▸ Aim of the exercise
Find the word "sources" in the records below. List each line containing it.

# # # #

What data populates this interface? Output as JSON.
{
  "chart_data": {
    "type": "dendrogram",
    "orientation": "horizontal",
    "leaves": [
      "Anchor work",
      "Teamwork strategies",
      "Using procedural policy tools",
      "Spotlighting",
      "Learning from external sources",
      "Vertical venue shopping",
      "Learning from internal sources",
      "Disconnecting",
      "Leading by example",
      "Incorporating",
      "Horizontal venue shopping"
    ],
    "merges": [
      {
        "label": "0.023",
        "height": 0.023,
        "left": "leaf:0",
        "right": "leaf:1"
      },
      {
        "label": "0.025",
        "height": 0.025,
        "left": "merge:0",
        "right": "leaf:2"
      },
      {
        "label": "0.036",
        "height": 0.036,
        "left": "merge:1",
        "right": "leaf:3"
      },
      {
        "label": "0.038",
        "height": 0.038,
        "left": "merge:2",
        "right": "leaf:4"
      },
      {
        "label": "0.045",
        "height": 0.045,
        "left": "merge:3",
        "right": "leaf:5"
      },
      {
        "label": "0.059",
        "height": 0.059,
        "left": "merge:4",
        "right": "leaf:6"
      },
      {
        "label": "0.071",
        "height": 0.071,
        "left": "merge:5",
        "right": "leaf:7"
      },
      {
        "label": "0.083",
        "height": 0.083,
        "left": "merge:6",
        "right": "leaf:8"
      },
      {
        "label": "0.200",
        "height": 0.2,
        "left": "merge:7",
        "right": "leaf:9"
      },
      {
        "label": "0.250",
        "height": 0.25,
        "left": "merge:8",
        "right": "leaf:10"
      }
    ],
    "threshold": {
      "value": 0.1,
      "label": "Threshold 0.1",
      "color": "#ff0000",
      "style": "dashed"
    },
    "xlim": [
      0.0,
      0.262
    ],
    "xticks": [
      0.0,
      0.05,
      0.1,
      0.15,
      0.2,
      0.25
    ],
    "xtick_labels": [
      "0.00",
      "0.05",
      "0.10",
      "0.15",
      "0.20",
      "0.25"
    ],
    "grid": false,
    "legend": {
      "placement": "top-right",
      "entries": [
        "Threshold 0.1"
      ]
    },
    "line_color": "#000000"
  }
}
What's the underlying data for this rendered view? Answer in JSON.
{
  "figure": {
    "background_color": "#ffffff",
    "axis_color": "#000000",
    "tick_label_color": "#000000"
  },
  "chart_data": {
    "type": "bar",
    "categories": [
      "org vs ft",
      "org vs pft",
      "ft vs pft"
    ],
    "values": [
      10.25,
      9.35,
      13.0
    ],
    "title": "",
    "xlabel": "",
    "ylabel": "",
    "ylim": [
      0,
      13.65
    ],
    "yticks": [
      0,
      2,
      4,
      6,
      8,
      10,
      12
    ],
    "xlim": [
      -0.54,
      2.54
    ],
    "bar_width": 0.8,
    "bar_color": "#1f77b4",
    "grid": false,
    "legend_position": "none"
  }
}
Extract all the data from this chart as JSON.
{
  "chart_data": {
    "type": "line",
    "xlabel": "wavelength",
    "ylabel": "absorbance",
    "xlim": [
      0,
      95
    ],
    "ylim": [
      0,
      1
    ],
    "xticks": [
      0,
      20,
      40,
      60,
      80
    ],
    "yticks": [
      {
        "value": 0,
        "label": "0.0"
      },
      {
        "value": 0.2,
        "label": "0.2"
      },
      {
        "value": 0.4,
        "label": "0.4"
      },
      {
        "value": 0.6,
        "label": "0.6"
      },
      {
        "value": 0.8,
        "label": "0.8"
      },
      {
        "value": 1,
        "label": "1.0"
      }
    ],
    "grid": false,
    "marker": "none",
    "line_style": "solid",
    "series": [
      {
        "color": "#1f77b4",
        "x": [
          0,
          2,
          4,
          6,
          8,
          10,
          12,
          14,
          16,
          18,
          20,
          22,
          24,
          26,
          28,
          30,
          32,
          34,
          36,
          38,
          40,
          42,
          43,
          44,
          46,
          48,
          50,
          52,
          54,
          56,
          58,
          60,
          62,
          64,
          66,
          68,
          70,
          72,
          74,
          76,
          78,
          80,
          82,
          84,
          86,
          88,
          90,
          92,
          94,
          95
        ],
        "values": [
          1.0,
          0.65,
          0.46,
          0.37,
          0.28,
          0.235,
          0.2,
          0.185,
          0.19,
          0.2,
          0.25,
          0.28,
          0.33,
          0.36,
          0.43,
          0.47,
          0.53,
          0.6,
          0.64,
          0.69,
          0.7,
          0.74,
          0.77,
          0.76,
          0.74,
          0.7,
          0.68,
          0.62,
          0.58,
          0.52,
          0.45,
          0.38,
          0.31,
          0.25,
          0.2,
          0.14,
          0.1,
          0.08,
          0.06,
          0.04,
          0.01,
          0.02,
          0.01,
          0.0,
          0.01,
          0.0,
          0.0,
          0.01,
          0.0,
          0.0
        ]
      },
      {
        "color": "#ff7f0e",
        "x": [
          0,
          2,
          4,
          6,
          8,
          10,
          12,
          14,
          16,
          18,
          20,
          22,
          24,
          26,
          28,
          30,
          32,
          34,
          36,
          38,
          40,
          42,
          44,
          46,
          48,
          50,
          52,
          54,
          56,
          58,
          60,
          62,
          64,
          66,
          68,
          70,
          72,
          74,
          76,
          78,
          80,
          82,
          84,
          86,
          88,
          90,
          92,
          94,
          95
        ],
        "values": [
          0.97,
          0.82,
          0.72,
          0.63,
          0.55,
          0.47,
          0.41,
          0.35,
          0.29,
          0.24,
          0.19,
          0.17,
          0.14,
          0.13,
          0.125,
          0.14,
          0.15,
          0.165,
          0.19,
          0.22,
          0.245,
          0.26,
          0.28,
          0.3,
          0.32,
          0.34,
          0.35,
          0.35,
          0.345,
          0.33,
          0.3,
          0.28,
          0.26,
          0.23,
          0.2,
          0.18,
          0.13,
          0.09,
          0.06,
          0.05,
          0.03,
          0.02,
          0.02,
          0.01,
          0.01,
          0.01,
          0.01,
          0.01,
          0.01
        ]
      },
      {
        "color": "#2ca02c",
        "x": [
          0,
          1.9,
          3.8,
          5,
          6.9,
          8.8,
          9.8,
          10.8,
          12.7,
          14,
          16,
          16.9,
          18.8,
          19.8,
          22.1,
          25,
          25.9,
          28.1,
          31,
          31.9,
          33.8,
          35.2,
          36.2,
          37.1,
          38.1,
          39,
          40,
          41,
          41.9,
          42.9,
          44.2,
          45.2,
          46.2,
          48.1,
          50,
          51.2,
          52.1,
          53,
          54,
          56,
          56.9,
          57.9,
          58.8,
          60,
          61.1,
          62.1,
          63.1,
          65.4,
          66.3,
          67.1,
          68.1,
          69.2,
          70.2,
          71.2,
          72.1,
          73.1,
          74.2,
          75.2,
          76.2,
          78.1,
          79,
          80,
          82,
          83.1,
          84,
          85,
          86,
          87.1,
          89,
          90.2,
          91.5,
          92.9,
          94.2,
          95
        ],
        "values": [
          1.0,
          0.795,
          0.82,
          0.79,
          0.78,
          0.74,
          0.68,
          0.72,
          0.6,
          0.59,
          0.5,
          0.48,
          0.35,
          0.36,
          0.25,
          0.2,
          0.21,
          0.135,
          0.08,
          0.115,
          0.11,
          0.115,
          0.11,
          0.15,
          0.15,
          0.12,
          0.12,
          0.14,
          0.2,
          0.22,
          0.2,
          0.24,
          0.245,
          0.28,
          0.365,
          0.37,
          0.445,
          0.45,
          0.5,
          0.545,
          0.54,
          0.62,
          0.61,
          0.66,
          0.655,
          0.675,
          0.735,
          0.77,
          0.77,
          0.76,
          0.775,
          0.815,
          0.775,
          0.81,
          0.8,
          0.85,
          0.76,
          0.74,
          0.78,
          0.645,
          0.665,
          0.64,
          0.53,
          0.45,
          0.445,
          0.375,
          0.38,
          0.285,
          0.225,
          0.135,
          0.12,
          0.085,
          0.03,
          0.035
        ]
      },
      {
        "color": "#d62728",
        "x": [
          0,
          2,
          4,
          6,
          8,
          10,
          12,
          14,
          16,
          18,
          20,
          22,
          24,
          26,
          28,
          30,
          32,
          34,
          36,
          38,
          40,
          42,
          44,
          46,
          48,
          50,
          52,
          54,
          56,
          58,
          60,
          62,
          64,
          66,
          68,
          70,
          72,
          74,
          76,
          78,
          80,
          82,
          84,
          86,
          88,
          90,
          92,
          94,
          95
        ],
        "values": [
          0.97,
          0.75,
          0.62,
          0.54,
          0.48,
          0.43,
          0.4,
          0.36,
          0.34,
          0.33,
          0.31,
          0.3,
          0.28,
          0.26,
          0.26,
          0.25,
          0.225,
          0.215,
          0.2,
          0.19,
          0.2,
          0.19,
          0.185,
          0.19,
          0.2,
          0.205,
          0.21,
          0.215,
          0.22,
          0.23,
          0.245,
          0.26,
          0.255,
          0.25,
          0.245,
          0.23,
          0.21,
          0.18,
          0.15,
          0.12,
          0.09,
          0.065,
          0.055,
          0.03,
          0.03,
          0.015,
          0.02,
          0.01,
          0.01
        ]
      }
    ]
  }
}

# # # #

▸ Answer below
      "Learning from external sources",
      "Learning from internal sources",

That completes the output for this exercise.